Problem details: Go through the data below and gather each line containing "title".

[Figure record listings]
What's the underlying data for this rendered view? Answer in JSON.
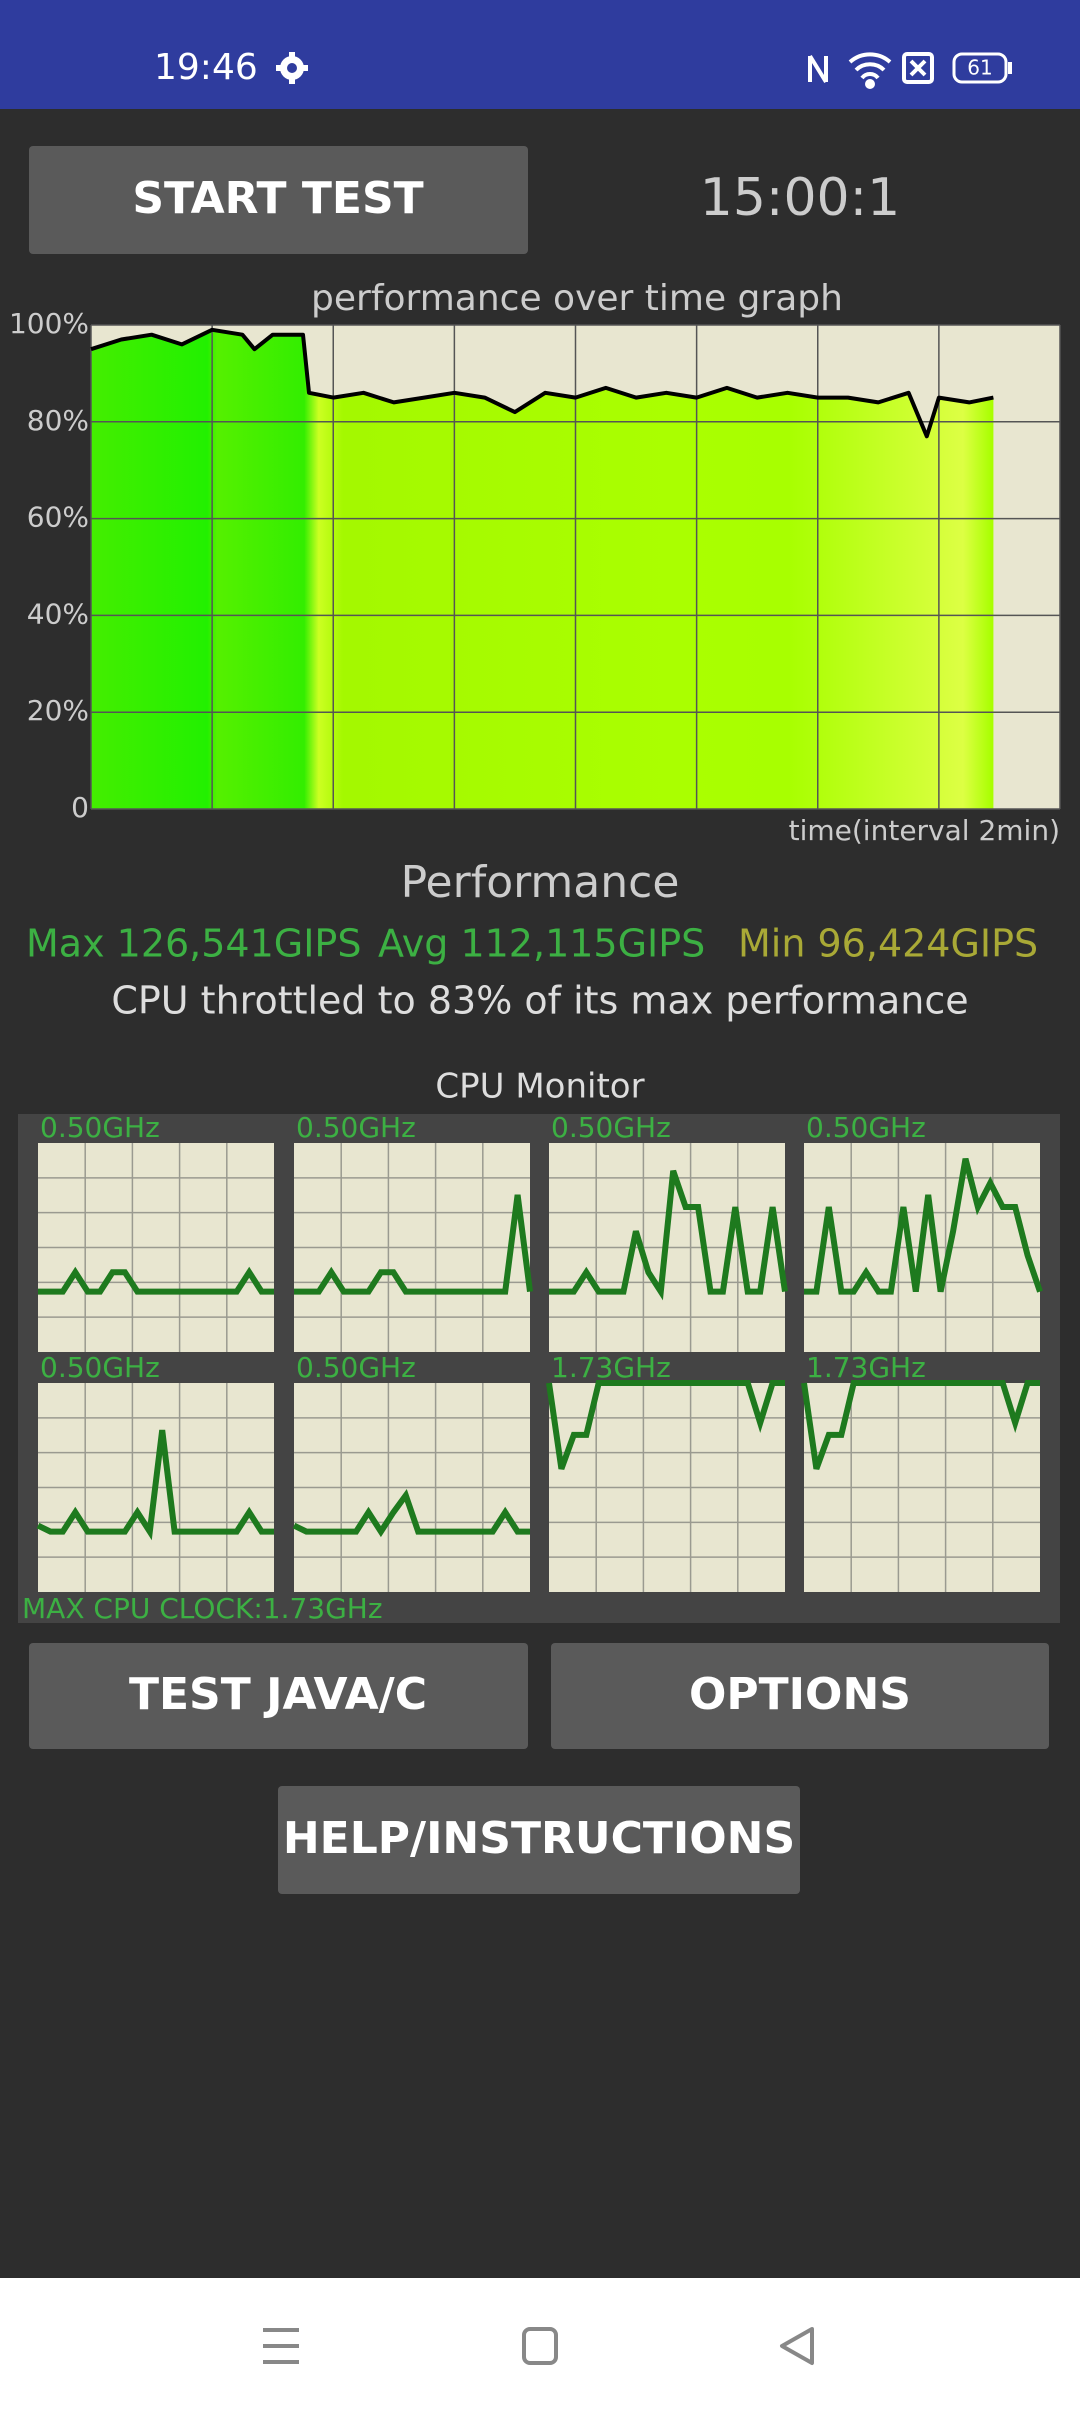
{
  "status_bar": {
    "time": "19:46",
    "battery": "61"
  },
  "start_button": "START TEST",
  "timer": "15:00:1",
  "chart_data": {
    "type": "area",
    "title": "performance over time graph",
    "x_label": "time(interval 2min)",
    "x": [
      0,
      0.5,
      1,
      1.5,
      2,
      2.5,
      2.7,
      3,
      3.5,
      3.6,
      4,
      4.5,
      5,
      5.5,
      6,
      6.5,
      7,
      7.5,
      8,
      8.5,
      9,
      9.5,
      10,
      10.5,
      11,
      11.5,
      12,
      12.5,
      13,
      13.5,
      13.8,
      14,
      14.5,
      14.9
    ],
    "values": [
      95,
      97,
      98,
      96,
      99,
      98,
      95,
      98,
      98,
      86,
      85,
      86,
      84,
      85,
      86,
      85,
      82,
      86,
      85,
      87,
      85,
      86,
      85,
      87,
      85,
      86,
      85,
      85,
      84,
      86,
      77,
      85,
      84,
      85
    ],
    "xlim": [
      0,
      16
    ],
    "xticks": [
      0,
      2,
      4,
      6,
      8,
      10,
      12,
      14,
      16
    ],
    "ylim": [
      0,
      100
    ],
    "yticks": [
      0,
      {
        "value": 20,
        "label": "20%"
      },
      {
        "value": 40,
        "label": "40%"
      },
      {
        "value": 60,
        "label": "60%"
      },
      {
        "value": 80,
        "label": "80%"
      },
      {
        "value": 100,
        "label": "100%"
      }
    ],
    "grid": true,
    "color": "#000000"
  },
  "performance": {
    "heading": "Performance",
    "max": "Max 126,541GIPS",
    "avg": "Avg 112,115GIPS",
    "min": "Min 96,424GIPS",
    "throttle": "CPU throttled to 83% of its max performance"
  },
  "cpu_monitor": {
    "title": "CPU Monitor",
    "max_clock": "MAX CPU CLOCK:1.73GHz",
    "ylim": [
      0,
      1.73
    ],
    "color": "#1e7a1e",
    "cores": [
      {
        "label": "0.50GHz",
        "values": [
          0.5,
          0.5,
          0.5,
          0.66,
          0.5,
          0.5,
          0.66,
          0.66,
          0.5,
          0.5,
          0.5,
          0.5,
          0.5,
          0.5,
          0.5,
          0.5,
          0.5,
          0.66,
          0.5,
          0.5
        ]
      },
      {
        "label": "0.50GHz",
        "values": [
          0.5,
          0.5,
          0.5,
          0.66,
          0.5,
          0.5,
          0.5,
          0.66,
          0.66,
          0.5,
          0.5,
          0.5,
          0.5,
          0.5,
          0.5,
          0.5,
          0.5,
          0.5,
          1.3,
          0.5
        ]
      },
      {
        "label": "0.50GHz",
        "values": [
          0.5,
          0.5,
          0.5,
          0.66,
          0.5,
          0.5,
          0.5,
          1.0,
          0.66,
          0.5,
          1.5,
          1.2,
          1.2,
          0.5,
          0.5,
          1.2,
          0.5,
          0.5,
          1.2,
          0.5
        ]
      },
      {
        "label": "0.50GHz",
        "values": [
          0.5,
          0.5,
          1.2,
          0.5,
          0.5,
          0.66,
          0.5,
          0.5,
          1.2,
          0.5,
          1.3,
          0.5,
          1.0,
          1.6,
          1.2,
          1.4,
          1.2,
          1.2,
          0.8,
          0.5
        ]
      },
      {
        "label": "0.50GHz",
        "values": [
          0.55,
          0.5,
          0.5,
          0.66,
          0.5,
          0.5,
          0.5,
          0.5,
          0.66,
          0.5,
          1.34,
          0.5,
          0.5,
          0.5,
          0.5,
          0.5,
          0.5,
          0.66,
          0.5,
          0.5
        ]
      },
      {
        "label": "0.50GHz",
        "values": [
          0.55,
          0.5,
          0.5,
          0.5,
          0.5,
          0.5,
          0.66,
          0.5,
          0.66,
          0.8,
          0.5,
          0.5,
          0.5,
          0.5,
          0.5,
          0.5,
          0.5,
          0.66,
          0.5,
          0.5
        ]
      },
      {
        "label": "1.73GHz",
        "values": [
          1.73,
          1.02,
          1.3,
          1.3,
          1.73,
          1.73,
          1.73,
          1.73,
          1.73,
          1.73,
          1.73,
          1.73,
          1.73,
          1.73,
          1.73,
          1.73,
          1.73,
          1.4,
          1.73,
          1.73
        ]
      },
      {
        "label": "1.73GHz",
        "values": [
          1.73,
          1.02,
          1.3,
          1.3,
          1.73,
          1.73,
          1.73,
          1.73,
          1.73,
          1.73,
          1.73,
          1.73,
          1.73,
          1.73,
          1.73,
          1.73,
          1.73,
          1.4,
          1.73,
          1.73
        ]
      }
    ]
  },
  "buttons": [
    "TEST JAVA/C",
    "OPTIONS",
    "HELP/INSTRUCTIONS"
  ]
}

Answer for the task:
    "title": "performance over time graph",
    "title": "CPU Monitor",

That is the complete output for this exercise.